— BEGIN Excerpted data —

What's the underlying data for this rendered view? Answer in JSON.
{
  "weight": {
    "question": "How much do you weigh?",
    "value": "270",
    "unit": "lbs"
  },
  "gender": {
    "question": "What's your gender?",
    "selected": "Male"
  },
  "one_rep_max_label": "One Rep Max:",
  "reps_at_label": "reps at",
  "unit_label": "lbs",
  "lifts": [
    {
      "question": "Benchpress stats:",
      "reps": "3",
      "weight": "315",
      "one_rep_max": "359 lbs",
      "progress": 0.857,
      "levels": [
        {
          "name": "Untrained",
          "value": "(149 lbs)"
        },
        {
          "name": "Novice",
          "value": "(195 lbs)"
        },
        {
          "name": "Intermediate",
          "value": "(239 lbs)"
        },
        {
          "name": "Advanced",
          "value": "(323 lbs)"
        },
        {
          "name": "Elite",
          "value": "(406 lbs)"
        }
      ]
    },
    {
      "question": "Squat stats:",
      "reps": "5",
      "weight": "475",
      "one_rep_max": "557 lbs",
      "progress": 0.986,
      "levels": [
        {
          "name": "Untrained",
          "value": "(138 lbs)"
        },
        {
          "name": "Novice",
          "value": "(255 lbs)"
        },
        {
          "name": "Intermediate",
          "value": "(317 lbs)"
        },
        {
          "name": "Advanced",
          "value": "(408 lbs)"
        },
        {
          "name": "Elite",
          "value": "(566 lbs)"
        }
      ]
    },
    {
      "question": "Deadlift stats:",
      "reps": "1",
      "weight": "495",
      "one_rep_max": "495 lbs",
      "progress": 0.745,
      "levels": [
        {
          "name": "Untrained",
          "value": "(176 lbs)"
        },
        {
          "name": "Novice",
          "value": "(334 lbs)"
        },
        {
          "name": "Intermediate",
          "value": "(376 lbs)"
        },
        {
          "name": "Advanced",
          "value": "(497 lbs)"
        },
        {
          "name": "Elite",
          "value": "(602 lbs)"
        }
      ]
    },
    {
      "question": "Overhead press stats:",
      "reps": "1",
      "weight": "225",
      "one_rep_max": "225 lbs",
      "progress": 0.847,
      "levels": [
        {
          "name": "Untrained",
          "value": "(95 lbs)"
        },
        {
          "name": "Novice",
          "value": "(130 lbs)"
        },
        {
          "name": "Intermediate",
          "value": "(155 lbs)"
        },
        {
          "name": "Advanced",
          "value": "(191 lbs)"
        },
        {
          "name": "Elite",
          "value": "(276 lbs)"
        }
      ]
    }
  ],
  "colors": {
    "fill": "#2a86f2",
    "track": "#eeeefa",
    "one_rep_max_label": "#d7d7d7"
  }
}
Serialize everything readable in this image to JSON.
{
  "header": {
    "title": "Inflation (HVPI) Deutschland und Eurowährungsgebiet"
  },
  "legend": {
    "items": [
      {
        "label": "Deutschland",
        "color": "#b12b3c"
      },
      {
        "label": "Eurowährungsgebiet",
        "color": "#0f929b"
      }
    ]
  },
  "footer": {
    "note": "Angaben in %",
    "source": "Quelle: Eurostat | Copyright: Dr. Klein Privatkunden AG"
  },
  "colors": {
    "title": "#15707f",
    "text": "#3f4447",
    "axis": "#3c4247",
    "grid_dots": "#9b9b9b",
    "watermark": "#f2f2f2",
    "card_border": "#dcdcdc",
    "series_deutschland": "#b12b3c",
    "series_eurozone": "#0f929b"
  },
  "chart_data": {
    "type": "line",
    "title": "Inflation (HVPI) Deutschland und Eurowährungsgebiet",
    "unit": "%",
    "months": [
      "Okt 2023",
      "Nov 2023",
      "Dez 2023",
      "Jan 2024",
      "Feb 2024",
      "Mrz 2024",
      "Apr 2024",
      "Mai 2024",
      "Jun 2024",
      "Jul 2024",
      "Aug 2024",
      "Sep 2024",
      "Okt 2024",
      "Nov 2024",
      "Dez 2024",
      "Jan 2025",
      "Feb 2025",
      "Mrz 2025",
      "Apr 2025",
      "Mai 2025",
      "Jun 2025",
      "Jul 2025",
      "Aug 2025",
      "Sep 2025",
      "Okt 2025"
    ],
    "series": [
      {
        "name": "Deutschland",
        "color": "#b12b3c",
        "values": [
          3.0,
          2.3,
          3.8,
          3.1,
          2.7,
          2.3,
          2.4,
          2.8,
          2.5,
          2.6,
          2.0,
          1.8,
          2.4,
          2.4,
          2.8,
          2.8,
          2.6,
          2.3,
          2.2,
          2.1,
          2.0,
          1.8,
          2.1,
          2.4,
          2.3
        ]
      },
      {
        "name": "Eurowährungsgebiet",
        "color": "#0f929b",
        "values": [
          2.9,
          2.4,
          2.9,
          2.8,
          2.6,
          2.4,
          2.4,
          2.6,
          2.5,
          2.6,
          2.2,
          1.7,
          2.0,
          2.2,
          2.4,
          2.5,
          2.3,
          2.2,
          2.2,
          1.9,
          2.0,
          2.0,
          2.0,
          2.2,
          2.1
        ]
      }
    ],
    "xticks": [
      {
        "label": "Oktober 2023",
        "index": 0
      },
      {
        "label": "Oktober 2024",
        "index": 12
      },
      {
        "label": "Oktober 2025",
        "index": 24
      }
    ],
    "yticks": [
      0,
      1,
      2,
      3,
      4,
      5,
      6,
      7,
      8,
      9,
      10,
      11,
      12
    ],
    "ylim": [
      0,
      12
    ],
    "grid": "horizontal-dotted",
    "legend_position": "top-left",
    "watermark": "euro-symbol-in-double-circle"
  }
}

— END Excerpted data —

● **Given task**: In this exercise, repeat all entries exactly.

● **Solution for this exercise**:
What's the underlying data for this rendered view? Answer in JSON.
{
  "weight": {
    "question": "How much do you weigh?",
    "value": "270",
    "unit": "lbs"
  },
  "gender": {
    "question": "What's your gender?",
    "selected": "Male"
  },
  "one_rep_max_label": "One Rep Max:",
  "reps_at_label": "reps at",
  "unit_label": "lbs",
  "lifts": [
    {
      "question": "Benchpress stats:",
      "reps": "3",
      "weight": "315",
      "one_rep_max": "359 lbs",
      "progress": 0.857,
      "levels": [
        {
          "name": "Untrained",
          "value": "(149 lbs)"
        },
        {
          "name": "Novice",
          "value": "(195 lbs)"
        },
        {
          "name": "Intermediate",
          "value": "(239 lbs)"
        },
        {
          "name": "Advanced",
          "value": "(323 lbs)"
        },
        {
          "name": "Elite",
          "value": "(406 lbs)"
        }
      ]
    },
    {
      "question": "Squat stats:",
      "reps": "5",
      "weight": "475",
      "one_rep_max": "557 lbs",
      "progress": 0.986,
      "levels": [
        {
          "name": "Untrained",
          "value": "(138 lbs)"
        },
        {
          "name": "Novice",
          "value": "(255 lbs)"
        },
        {
          "name": "Intermediate",
          "value": "(317 lbs)"
        },
        {
          "name": "Advanced",
          "value": "(408 lbs)"
        },
        {
          "name": "Elite",
          "value": "(566 lbs)"
        }
      ]
    },
    {
      "question": "Deadlift stats:",
      "reps": "1",
      "weight": "495",
      "one_rep_max": "495 lbs",
      "progress": 0.745,
      "levels": [
        {
          "name": "Untrained",
          "value": "(176 lbs)"
        },
        {
          "name": "Novice",
          "value": "(334 lbs)"
        },
        {
          "name": "Intermediate",
          "value": "(376 lbs)"
        },
        {
          "name": "Advanced",
          "value": "(497 lbs)"
        },
        {
          "name": "Elite",
          "value": "(602 lbs)"
        }
      ]
    },
    {
      "question": "Overhead press stats:",
      "reps": "1",
      "weight": "225",
      "one_rep_max": "225 lbs",
      "progress": 0.847,
      "levels": [
        {
          "name": "Untrained",
          "value": "(95 lbs)"
        },
        {
          "name": "Novice",
          "value": "(130 lbs)"
        },
        {
          "name": "Intermediate",
          "value": "(155 lbs)"
        },
        {
          "name": "Advanced",
          "value": "(191 lbs)"
        },
        {
          "name": "Elite",
          "value": "(276 lbs)"
        }
      ]
    }
  ],
  "colors": {
    "fill": "#2a86f2",
    "track": "#eeeefa",
    "one_rep_max_label": "#d7d7d7"
  }
}
Serialize everything readable in this image to JSON.
{
  "header": {
    "title": "Inflation (HVPI) Deutschland und Eurowährungsgebiet"
  },
  "legend": {
    "items": [
      {
        "label": "Deutschland",
        "color": "#b12b3c"
      },
      {
        "label": "Eurowährungsgebiet",
        "color": "#0f929b"
      }
    ]
  },
  "footer": {
    "note": "Angaben in %",
    "source": "Quelle: Eurostat | Copyright: Dr. Klein Privatkunden AG"
  },
  "colors": {
    "title": "#15707f",
    "text": "#3f4447",
    "axis": "#3c4247",
    "grid_dots": "#9b9b9b",
    "watermark": "#f2f2f2",
    "card_border": "#dcdcdc",
    "series_deutschland": "#b12b3c",
    "series_eurozone": "#0f929b"
  },
  "chart_data": {
    "type": "line",
    "title": "Inflation (HVPI) Deutschland und Eurowährungsgebiet",
    "unit": "%",
    "months": [
      "Okt 2023",
      "Nov 2023",
      "Dez 2023",
      "Jan 2024",
      "Feb 2024",
      "Mrz 2024",
      "Apr 2024",
      "Mai 2024",
      "Jun 2024",
      "Jul 2024",
      "Aug 2024",
      "Sep 2024",
      "Okt 2024",
      "Nov 2024",
      "Dez 2024",
      "Jan 2025",
      "Feb 2025",
      "Mrz 2025",
      "Apr 2025",
      "Mai 2025",
      "Jun 2025",
      "Jul 2025",
      "Aug 2025",
      "Sep 2025",
      "Okt 2025"
    ],
    "series": [
      {
        "name": "Deutschland",
        "color": "#b12b3c",
        "values": [
          3.0,
          2.3,
          3.8,
          3.1,
          2.7,
          2.3,
          2.4,
          2.8,
          2.5,
          2.6,
          2.0,
          1.8,
          2.4,
          2.4,
          2.8,
          2.8,
          2.6,
          2.3,
          2.2,
          2.1,
          2.0,
          1.8,
          2.1,
          2.4,
          2.3
        ]
      },
      {
        "name": "Eurowährungsgebiet",
        "color": "#0f929b",
        "values": [
          2.9,
          2.4,
          2.9,
          2.8,
          2.6,
          2.4,
          2.4,
          2.6,
          2.5,
          2.6,
          2.2,
          1.7,
          2.0,
          2.2,
          2.4,
          2.5,
          2.3,
          2.2,
          2.2,
          1.9,
          2.0,
          2.0,
          2.0,
          2.2,
          2.1
        ]
      }
    ],
    "xticks": [
      {
        "label": "Oktober 2023",
        "index": 0
      },
      {
        "label": "Oktober 2024",
        "index": 12
      },
      {
        "label": "Oktober 2025",
        "index": 24
      }
    ],
    "yticks": [
      0,
      1,
      2,
      3,
      4,
      5,
      6,
      7,
      8,
      9,
      10,
      11,
      12
    ],
    "ylim": [
      0,
      12
    ],
    "grid": "horizontal-dotted",
    "legend_position": "top-left",
    "watermark": "euro-symbol-in-double-circle"
  }
}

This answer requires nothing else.